>>>>>

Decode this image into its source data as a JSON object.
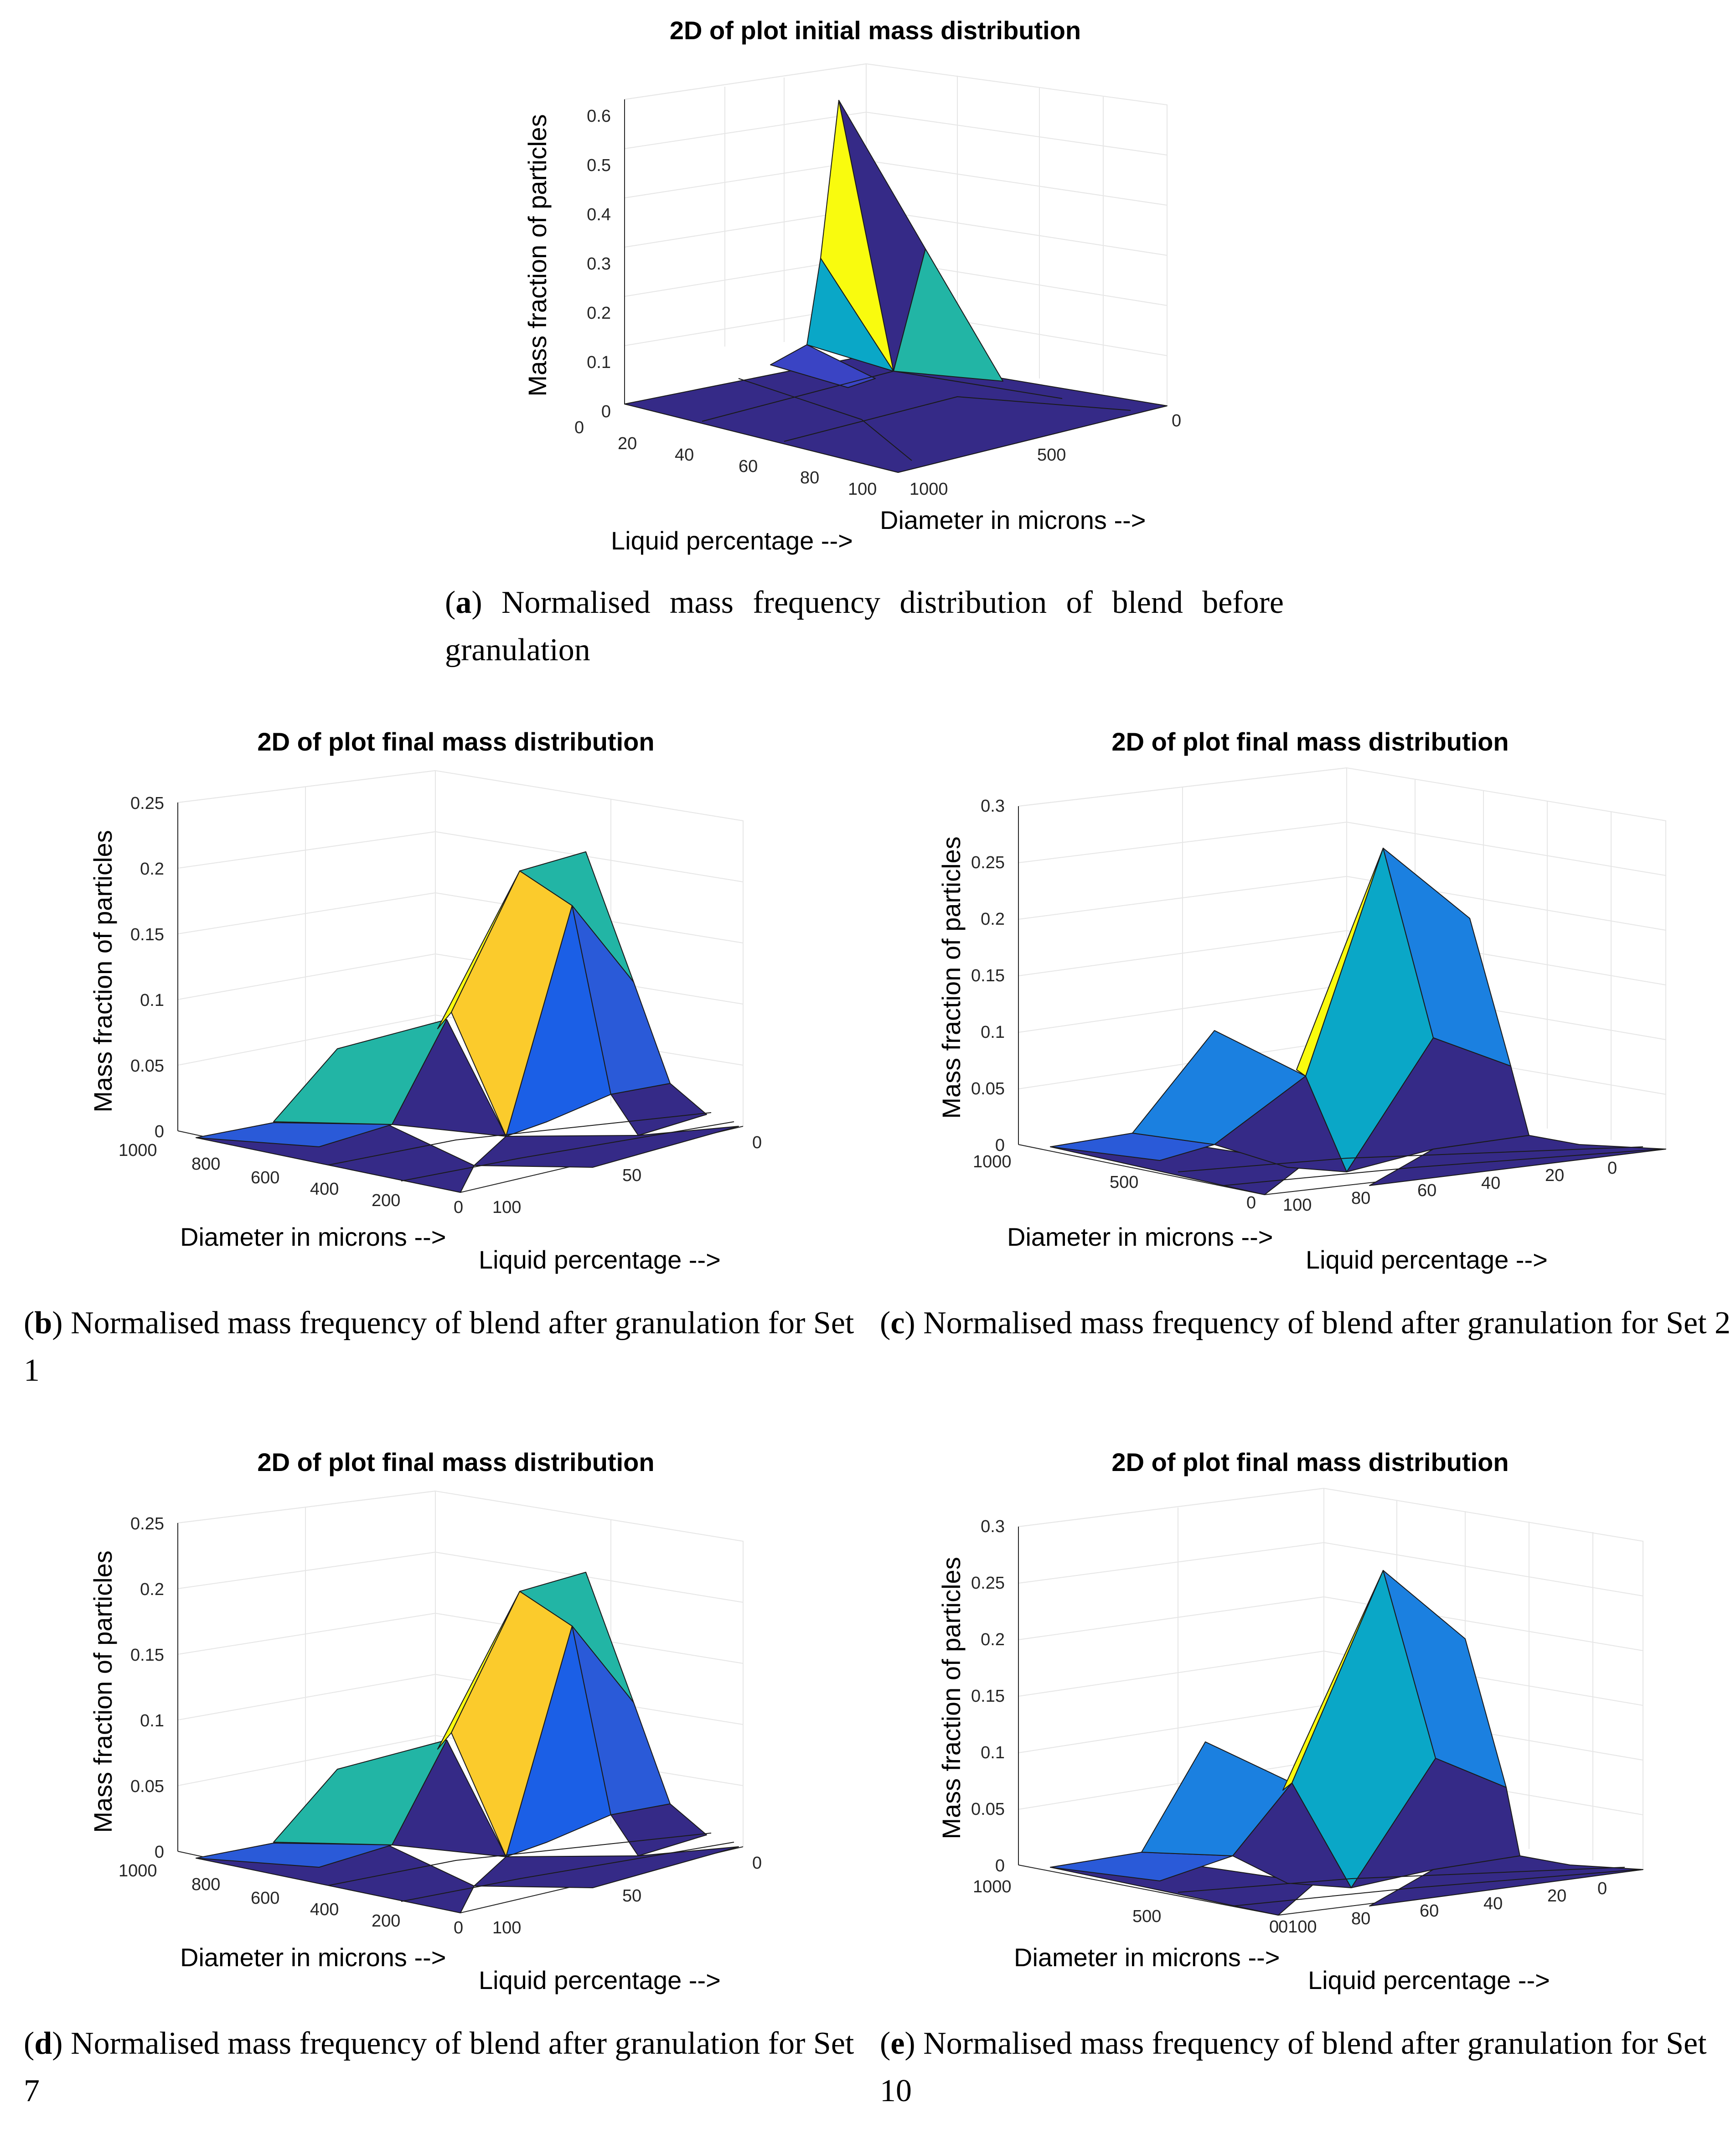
{
  "chart_data": [
    {
      "id": "a",
      "type": "surface",
      "title": "2D of plot initial mass distribution",
      "zlabel": "Mass fraction of particles",
      "xlabel": "Liquid percentage -->",
      "ylabel": "Diameter in microns -->",
      "x_ticks": [
        "0",
        "20",
        "40",
        "60",
        "80",
        "100"
      ],
      "y_ticks": [
        "1000",
        "500",
        "0"
      ],
      "z_ticks": [
        "0",
        "0.1",
        "0.2",
        "0.3",
        "0.4",
        "0.5",
        "0.6"
      ],
      "zlim": [
        0,
        0.6
      ],
      "peak_mass_fraction": 0.6,
      "caption_letter": "a",
      "caption_text": " Normalised mass frequency distribution of blend before granulation"
    },
    {
      "id": "b",
      "type": "surface",
      "title": "2D of plot final mass distribution",
      "zlabel": "Mass fraction of particles",
      "xlabel": "Diameter in microns -->",
      "ylabel": "Liquid percentage -->",
      "x_ticks": [
        "1000",
        "800",
        "600",
        "400",
        "200",
        "0"
      ],
      "y_ticks": [
        "100",
        "50",
        "0"
      ],
      "z_ticks": [
        "0",
        "0.05",
        "0.1",
        "0.15",
        "0.2",
        "0.25"
      ],
      "zlim": [
        0,
        0.25
      ],
      "peak_mass_fraction": 0.22,
      "caption_letter": "b",
      "caption_text": " Normalised mass frequency of blend after granulation for Set 1"
    },
    {
      "id": "c",
      "type": "surface",
      "title": "2D of plot final mass distribution",
      "zlabel": "Mass fraction of particles",
      "xlabel": "Diameter in microns -->",
      "ylabel": "Liquid percentage -->",
      "x_ticks": [
        "1000",
        "500",
        "0"
      ],
      "y_ticks": [
        "100",
        "80",
        "60",
        "40",
        "20",
        "0"
      ],
      "z_ticks": [
        "0",
        "0.05",
        "0.1",
        "0.15",
        "0.2",
        "0.25",
        "0.3"
      ],
      "zlim": [
        0,
        0.3
      ],
      "peak_mass_fraction": 0.27,
      "caption_letter": "c",
      "caption_text": " Normalised mass frequency of blend after granulation for Set 2"
    },
    {
      "id": "d",
      "type": "surface",
      "title": "2D of plot final mass distribution",
      "zlabel": "Mass fraction of particles",
      "xlabel": "Diameter in microns -->",
      "ylabel": "Liquid percentage -->",
      "x_ticks": [
        "1000",
        "800",
        "600",
        "400",
        "200",
        "0"
      ],
      "y_ticks": [
        "100",
        "50",
        "0"
      ],
      "z_ticks": [
        "0",
        "0.05",
        "0.1",
        "0.15",
        "0.2",
        "0.25"
      ],
      "zlim": [
        0,
        0.25
      ],
      "peak_mass_fraction": 0.22,
      "caption_letter": "d",
      "caption_text": " Normalised mass frequency of blend after granulation for Set 7"
    },
    {
      "id": "e",
      "type": "surface",
      "title": "2D of plot final mass distribution",
      "zlabel": "Mass fraction of particles",
      "xlabel": "Diameter in microns -->",
      "ylabel": "Liquid percentage -->",
      "x_ticks": [
        "1000",
        "500",
        "0"
      ],
      "y_ticks": [
        "0100",
        "80",
        "60",
        "40",
        "20",
        "0"
      ],
      "z_ticks": [
        "0",
        "0.05",
        "0.1",
        "0.15",
        "0.2",
        "0.25",
        "0.3"
      ],
      "zlim": [
        0,
        0.3
      ],
      "peak_mass_fraction": 0.27,
      "caption_letter": "e",
      "caption_text": " Normalised mass frequency of blend after granulation for Set 10"
    }
  ],
  "colors": {
    "dark": "#352a87",
    "blue": "#2a5ad8",
    "midblue": "#1b80e0",
    "cyan": "#0aa7c7",
    "teal": "#22b5a5",
    "yellow": "#f9fb0e",
    "gold": "#fbcb2c",
    "grid": "#e6e6e6"
  }
}
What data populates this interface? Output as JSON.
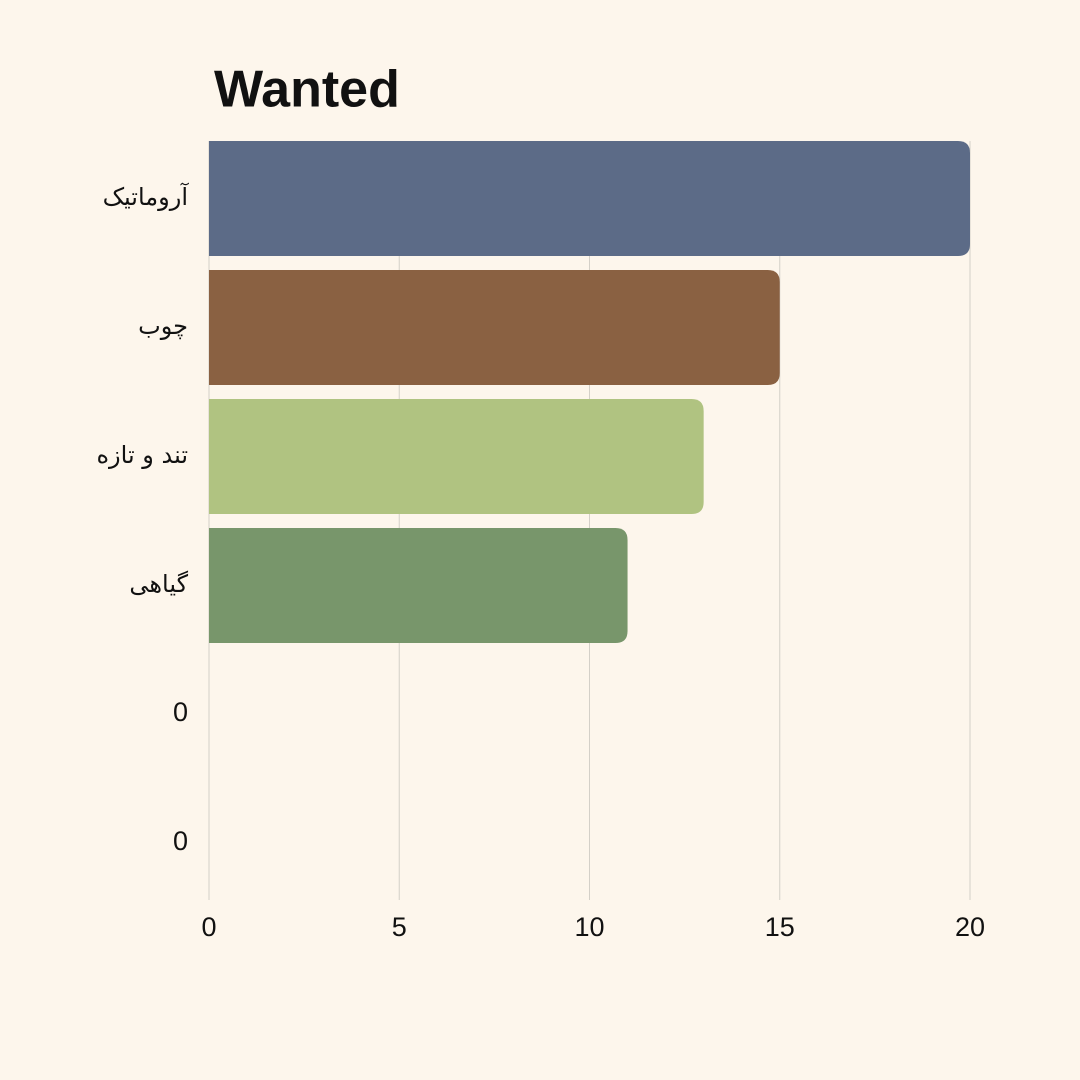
{
  "chart_data": {
    "type": "bar",
    "orientation": "horizontal",
    "title": "Wanted",
    "categories": [
      "آروماتیک",
      "چوب",
      "تند و تازه",
      "گیاهی",
      "0",
      "0"
    ],
    "values": [
      20,
      15,
      13,
      11,
      0,
      0
    ],
    "colors": [
      "#5c6b87",
      "#8a6142",
      "#b0c381",
      "#78966b"
    ],
    "xlim": [
      0,
      20
    ],
    "xticks": [
      0,
      5,
      10,
      15,
      20
    ],
    "grid": true
  }
}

<<<<<

Task requirements - Give back all entries exactly. No pictures belong in the copy.

Solution to the exercise -
Decode this image into its source data as a JSON object.
{
  "chart_data": [
    {
      "id": "a",
      "type": "surface",
      "title": "2D of plot initial mass distribution",
      "zlabel": "Mass fraction of particles",
      "xlabel": "Liquid percentage -->",
      "ylabel": "Diameter in microns -->",
      "x_ticks": [
        "0",
        "20",
        "40",
        "60",
        "80",
        "100"
      ],
      "y_ticks": [
        "1000",
        "500",
        "0"
      ],
      "z_ticks": [
        "0",
        "0.1",
        "0.2",
        "0.3",
        "0.4",
        "0.5",
        "0.6"
      ],
      "zlim": [
        0,
        0.6
      ],
      "peak_mass_fraction": 0.6,
      "caption_letter": "a",
      "caption_text": " Normalised mass frequency distribution of blend before granulation"
    },
    {
      "id": "b",
      "type": "surface",
      "title": "2D of plot final mass distribution",
      "zlabel": "Mass fraction of particles",
      "xlabel": "Diameter in microns -->",
      "ylabel": "Liquid percentage -->",
      "x_ticks": [
        "1000",
        "800",
        "600",
        "400",
        "200",
        "0"
      ],
      "y_ticks": [
        "100",
        "50",
        "0"
      ],
      "z_ticks": [
        "0",
        "0.05",
        "0.1",
        "0.15",
        "0.2",
        "0.25"
      ],
      "zlim": [
        0,
        0.25
      ],
      "peak_mass_fraction": 0.22,
      "caption_letter": "b",
      "caption_text": " Normalised mass frequency of blend after granulation for Set 1"
    },
    {
      "id": "c",
      "type": "surface",
      "title": "2D of plot final mass distribution",
      "zlabel": "Mass fraction of particles",
      "xlabel": "Diameter in microns -->",
      "ylabel": "Liquid percentage -->",
      "x_ticks": [
        "1000",
        "500",
        "0"
      ],
      "y_ticks": [
        "100",
        "80",
        "60",
        "40",
        "20",
        "0"
      ],
      "z_ticks": [
        "0",
        "0.05",
        "0.1",
        "0.15",
        "0.2",
        "0.25",
        "0.3"
      ],
      "zlim": [
        0,
        0.3
      ],
      "peak_mass_fraction": 0.27,
      "caption_letter": "c",
      "caption_text": " Normalised mass frequency of blend after granulation for Set 2"
    },
    {
      "id": "d",
      "type": "surface",
      "title": "2D of plot final mass distribution",
      "zlabel": "Mass fraction of particles",
      "xlabel": "Diameter in microns -->",
      "ylabel": "Liquid percentage -->",
      "x_ticks": [
        "1000",
        "800",
        "600",
        "400",
        "200",
        "0"
      ],
      "y_ticks": [
        "100",
        "50",
        "0"
      ],
      "z_ticks": [
        "0",
        "0.05",
        "0.1",
        "0.15",
        "0.2",
        "0.25"
      ],
      "zlim": [
        0,
        0.25
      ],
      "peak_mass_fraction": 0.22,
      "caption_letter": "d",
      "caption_text": " Normalised mass frequency of blend after granulation for Set 7"
    },
    {
      "id": "e",
      "type": "surface",
      "title": "2D of plot final mass distribution",
      "zlabel": "Mass fraction of particles",
      "xlabel": "Diameter in microns -->",
      "ylabel": "Liquid percentage -->",
      "x_ticks": [
        "1000",
        "500",
        "0"
      ],
      "y_ticks": [
        "0100",
        "80",
        "60",
        "40",
        "20",
        "0"
      ],
      "z_ticks": [
        "0",
        "0.05",
        "0.1",
        "0.15",
        "0.2",
        "0.25",
        "0.3"
      ],
      "zlim": [
        0,
        0.3
      ],
      "peak_mass_fraction": 0.27,
      "caption_letter": "e",
      "caption_text": " Normalised mass frequency of blend after granulation for Set 10"
    }
  ],
  "colors": {
    "dark": "#352a87",
    "blue": "#2a5ad8",
    "midblue": "#1b80e0",
    "cyan": "#0aa7c7",
    "teal": "#22b5a5",
    "yellow": "#f9fb0e",
    "gold": "#fbcb2c",
    "grid": "#e6e6e6"
  }
}
What data populates this interface? Output as JSON.
{
  "chart_data": {
    "type": "bar",
    "orientation": "horizontal",
    "title": "Wanted",
    "categories": [
      "آروماتیک",
      "چوب",
      "تند و تازه",
      "گیاهی",
      "0",
      "0"
    ],
    "values": [
      20,
      15,
      13,
      11,
      0,
      0
    ],
    "colors": [
      "#5c6b87",
      "#8a6142",
      "#b0c381",
      "#78966b"
    ],
    "xlim": [
      0,
      20
    ],
    "xticks": [
      0,
      5,
      10,
      15,
      20
    ],
    "grid": true
  }
}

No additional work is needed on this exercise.